The records should be written out in full, with nothing altered.

[Records]
══════

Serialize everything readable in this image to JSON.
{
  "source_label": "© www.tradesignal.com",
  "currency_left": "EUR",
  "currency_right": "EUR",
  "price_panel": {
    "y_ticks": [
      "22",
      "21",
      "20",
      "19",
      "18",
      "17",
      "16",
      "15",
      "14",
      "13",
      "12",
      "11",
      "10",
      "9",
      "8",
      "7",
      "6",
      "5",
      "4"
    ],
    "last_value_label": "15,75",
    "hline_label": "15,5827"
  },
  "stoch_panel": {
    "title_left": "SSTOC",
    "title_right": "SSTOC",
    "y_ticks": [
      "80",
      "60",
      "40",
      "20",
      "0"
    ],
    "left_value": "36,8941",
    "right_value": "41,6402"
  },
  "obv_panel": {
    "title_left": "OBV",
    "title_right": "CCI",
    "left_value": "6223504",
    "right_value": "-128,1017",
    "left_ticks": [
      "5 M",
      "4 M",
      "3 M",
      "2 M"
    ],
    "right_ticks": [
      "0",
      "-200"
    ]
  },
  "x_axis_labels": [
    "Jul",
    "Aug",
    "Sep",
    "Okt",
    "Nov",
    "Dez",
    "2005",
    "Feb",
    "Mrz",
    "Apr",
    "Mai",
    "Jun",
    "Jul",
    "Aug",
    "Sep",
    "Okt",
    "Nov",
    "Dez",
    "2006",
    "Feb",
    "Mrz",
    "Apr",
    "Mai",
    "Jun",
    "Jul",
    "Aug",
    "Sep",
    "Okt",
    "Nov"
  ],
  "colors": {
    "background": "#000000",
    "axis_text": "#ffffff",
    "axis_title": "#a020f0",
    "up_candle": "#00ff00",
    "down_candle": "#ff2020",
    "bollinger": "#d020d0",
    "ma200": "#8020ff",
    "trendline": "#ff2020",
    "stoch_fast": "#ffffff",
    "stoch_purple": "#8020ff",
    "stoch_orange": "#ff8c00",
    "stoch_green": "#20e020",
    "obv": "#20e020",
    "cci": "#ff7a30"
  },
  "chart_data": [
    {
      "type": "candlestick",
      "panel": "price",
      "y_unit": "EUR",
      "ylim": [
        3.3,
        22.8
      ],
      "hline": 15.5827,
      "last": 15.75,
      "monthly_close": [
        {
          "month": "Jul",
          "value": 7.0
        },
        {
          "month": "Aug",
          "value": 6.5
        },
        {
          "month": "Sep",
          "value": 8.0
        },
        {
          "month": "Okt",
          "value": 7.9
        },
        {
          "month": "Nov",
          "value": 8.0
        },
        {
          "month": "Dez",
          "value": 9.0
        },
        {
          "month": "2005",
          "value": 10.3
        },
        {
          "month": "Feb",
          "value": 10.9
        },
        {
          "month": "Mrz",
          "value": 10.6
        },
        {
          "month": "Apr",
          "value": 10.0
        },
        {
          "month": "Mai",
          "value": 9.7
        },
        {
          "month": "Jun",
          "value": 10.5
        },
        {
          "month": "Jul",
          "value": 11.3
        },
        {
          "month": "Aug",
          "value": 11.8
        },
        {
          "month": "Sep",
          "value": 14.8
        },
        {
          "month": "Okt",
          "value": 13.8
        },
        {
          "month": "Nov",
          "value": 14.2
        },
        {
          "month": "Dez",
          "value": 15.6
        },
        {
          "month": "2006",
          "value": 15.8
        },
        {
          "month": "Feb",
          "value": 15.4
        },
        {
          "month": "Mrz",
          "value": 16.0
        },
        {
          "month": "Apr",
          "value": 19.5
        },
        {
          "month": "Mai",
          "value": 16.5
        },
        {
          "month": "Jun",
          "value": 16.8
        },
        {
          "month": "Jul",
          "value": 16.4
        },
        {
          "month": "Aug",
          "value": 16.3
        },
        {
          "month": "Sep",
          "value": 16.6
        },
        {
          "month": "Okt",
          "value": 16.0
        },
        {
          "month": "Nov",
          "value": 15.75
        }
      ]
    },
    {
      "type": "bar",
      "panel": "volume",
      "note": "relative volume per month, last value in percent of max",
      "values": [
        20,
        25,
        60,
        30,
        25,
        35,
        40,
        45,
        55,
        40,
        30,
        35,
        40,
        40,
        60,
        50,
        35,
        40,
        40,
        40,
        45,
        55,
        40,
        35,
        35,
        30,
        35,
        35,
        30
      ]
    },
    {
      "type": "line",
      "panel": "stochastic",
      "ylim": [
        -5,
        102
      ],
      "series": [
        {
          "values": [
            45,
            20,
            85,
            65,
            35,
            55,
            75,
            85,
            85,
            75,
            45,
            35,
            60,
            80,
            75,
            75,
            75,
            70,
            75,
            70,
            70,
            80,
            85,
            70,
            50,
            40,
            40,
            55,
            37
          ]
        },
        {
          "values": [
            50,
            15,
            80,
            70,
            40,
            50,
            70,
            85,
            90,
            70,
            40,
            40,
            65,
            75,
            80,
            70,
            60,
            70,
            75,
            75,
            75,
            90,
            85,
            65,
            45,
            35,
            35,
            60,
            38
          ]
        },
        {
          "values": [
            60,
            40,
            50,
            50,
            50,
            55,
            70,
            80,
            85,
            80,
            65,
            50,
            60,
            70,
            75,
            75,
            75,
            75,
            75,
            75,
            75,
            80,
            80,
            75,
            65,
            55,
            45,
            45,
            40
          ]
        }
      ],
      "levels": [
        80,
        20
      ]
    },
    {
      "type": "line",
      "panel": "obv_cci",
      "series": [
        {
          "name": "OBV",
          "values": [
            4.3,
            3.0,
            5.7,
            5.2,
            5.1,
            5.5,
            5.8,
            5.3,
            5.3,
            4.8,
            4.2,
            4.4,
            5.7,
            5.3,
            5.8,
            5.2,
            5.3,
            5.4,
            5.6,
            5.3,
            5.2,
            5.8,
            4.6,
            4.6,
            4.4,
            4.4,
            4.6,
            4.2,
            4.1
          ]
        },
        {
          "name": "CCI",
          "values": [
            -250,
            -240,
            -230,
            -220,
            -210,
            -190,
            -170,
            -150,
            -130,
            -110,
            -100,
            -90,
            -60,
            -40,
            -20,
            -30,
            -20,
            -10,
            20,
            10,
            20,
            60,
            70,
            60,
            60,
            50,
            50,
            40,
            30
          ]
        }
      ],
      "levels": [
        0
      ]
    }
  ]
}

══════

▶ [Expected answer]:
Serialize everything readable in this image to JSON.
{
  "source_label": "© www.tradesignal.com",
  "currency_left": "EUR",
  "currency_right": "EUR",
  "price_panel": {
    "y_ticks": [
      "22",
      "21",
      "20",
      "19",
      "18",
      "17",
      "16",
      "15",
      "14",
      "13",
      "12",
      "11",
      "10",
      "9",
      "8",
      "7",
      "6",
      "5",
      "4"
    ],
    "last_value_label": "15,75",
    "hline_label": "15,5827"
  },
  "stoch_panel": {
    "title_left": "SSTOC",
    "title_right": "SSTOC",
    "y_ticks": [
      "80",
      "60",
      "40",
      "20",
      "0"
    ],
    "left_value": "36,8941",
    "right_value": "41,6402"
  },
  "obv_panel": {
    "title_left": "OBV",
    "title_right": "CCI",
    "left_value": "6223504",
    "right_value": "-128,1017",
    "left_ticks": [
      "5 M",
      "4 M",
      "3 M",
      "2 M"
    ],
    "right_ticks": [
      "0",
      "-200"
    ]
  },
  "x_axis_labels": [
    "Jul",
    "Aug",
    "Sep",
    "Okt",
    "Nov",
    "Dez",
    "2005",
    "Feb",
    "Mrz",
    "Apr",
    "Mai",
    "Jun",
    "Jul",
    "Aug",
    "Sep",
    "Okt",
    "Nov",
    "Dez",
    "2006",
    "Feb",
    "Mrz",
    "Apr",
    "Mai",
    "Jun",
    "Jul",
    "Aug",
    "Sep",
    "Okt",
    "Nov"
  ],
  "colors": {
    "background": "#000000",
    "axis_text": "#ffffff",
    "axis_title": "#a020f0",
    "up_candle": "#00ff00",
    "down_candle": "#ff2020",
    "bollinger": "#d020d0",
    "ma200": "#8020ff",
    "trendline": "#ff2020",
    "stoch_fast": "#ffffff",
    "stoch_purple": "#8020ff",
    "stoch_orange": "#ff8c00",
    "stoch_green": "#20e020",
    "obv": "#20e020",
    "cci": "#ff7a30"
  },
  "chart_data": [
    {
      "type": "candlestick",
      "panel": "price",
      "y_unit": "EUR",
      "ylim": [
        3.3,
        22.8
      ],
      "hline": 15.5827,
      "last": 15.75,
      "monthly_close": [
        {
          "month": "Jul",
          "value": 7.0
        },
        {
          "month": "Aug",
          "value": 6.5
        },
        {
          "month": "Sep",
          "value": 8.0
        },
        {
          "month": "Okt",
          "value": 7.9
        },
        {
          "month": "Nov",
          "value": 8.0
        },
        {
          "month": "Dez",
          "value": 9.0
        },
        {
          "month": "2005",
          "value": 10.3
        },
        {
          "month": "Feb",
          "value": 10.9
        },
        {
          "month": "Mrz",
          "value": 10.6
        },
        {
          "month": "Apr",
          "value": 10.0
        },
        {
          "month": "Mai",
          "value": 9.7
        },
        {
          "month": "Jun",
          "value": 10.5
        },
        {
          "month": "Jul",
          "value": 11.3
        },
        {
          "month": "Aug",
          "value": 11.8
        },
        {
          "month": "Sep",
          "value": 14.8
        },
        {
          "month": "Okt",
          "value": 13.8
        },
        {
          "month": "Nov",
          "value": 14.2
        },
        {
          "month": "Dez",
          "value": 15.6
        },
        {
          "month": "2006",
          "value": 15.8
        },
        {
          "month": "Feb",
          "value": 15.4
        },
        {
          "month": "Mrz",
          "value": 16.0
        },
        {
          "month": "Apr",
          "value": 19.5
        },
        {
          "month": "Mai",
          "value": 16.5
        },
        {
          "month": "Jun",
          "value": 16.8
        },
        {
          "month": "Jul",
          "value": 16.4
        },
        {
          "month": "Aug",
          "value": 16.3
        },
        {
          "month": "Sep",
          "value": 16.6
        },
        {
          "month": "Okt",
          "value": 16.0
        },
        {
          "month": "Nov",
          "value": 15.75
        }
      ]
    },
    {
      "type": "bar",
      "panel": "volume",
      "note": "relative volume per month, last value in percent of max",
      "values": [
        20,
        25,
        60,
        30,
        25,
        35,
        40,
        45,
        55,
        40,
        30,
        35,
        40,
        40,
        60,
        50,
        35,
        40,
        40,
        40,
        45,
        55,
        40,
        35,
        35,
        30,
        35,
        35,
        30
      ]
    },
    {
      "type": "line",
      "panel": "stochastic",
      "ylim": [
        -5,
        102
      ],
      "series": [
        {
          "values": [
            45,
            20,
            85,
            65,
            35,
            55,
            75,
            85,
            85,
            75,
            45,
            35,
            60,
            80,
            75,
            75,
            75,
            70,
            75,
            70,
            70,
            80,
            85,
            70,
            50,
            40,
            40,
            55,
            37
          ]
        },
        {
          "values": [
            50,
            15,
            80,
            70,
            40,
            50,
            70,
            85,
            90,
            70,
            40,
            40,
            65,
            75,
            80,
            70,
            60,
            70,
            75,
            75,
            75,
            90,
            85,
            65,
            45,
            35,
            35,
            60,
            38
          ]
        },
        {
          "values": [
            60,
            40,
            50,
            50,
            50,
            55,
            70,
            80,
            85,
            80,
            65,
            50,
            60,
            70,
            75,
            75,
            75,
            75,
            75,
            75,
            75,
            80,
            80,
            75,
            65,
            55,
            45,
            45,
            40
          ]
        }
      ],
      "levels": [
        80,
        20
      ]
    },
    {
      "type": "line",
      "panel": "obv_cci",
      "series": [
        {
          "name": "OBV",
          "values": [
            4.3,
            3.0,
            5.7,
            5.2,
            5.1,
            5.5,
            5.8,
            5.3,
            5.3,
            4.8,
            4.2,
            4.4,
            5.7,
            5.3,
            5.8,
            5.2,
            5.3,
            5.4,
            5.6,
            5.3,
            5.2,
            5.8,
            4.6,
            4.6,
            4.4,
            4.4,
            4.6,
            4.2,
            4.1
          ]
        },
        {
          "name": "CCI",
          "values": [
            -250,
            -240,
            -230,
            -220,
            -210,
            -190,
            -170,
            -150,
            -130,
            -110,
            -100,
            -90,
            -60,
            -40,
            -20,
            -30,
            -20,
            -10,
            20,
            10,
            20,
            60,
            70,
            60,
            60,
            50,
            50,
            40,
            30
          ]
        }
      ],
      "levels": [
        0
      ]
    }
  ]
}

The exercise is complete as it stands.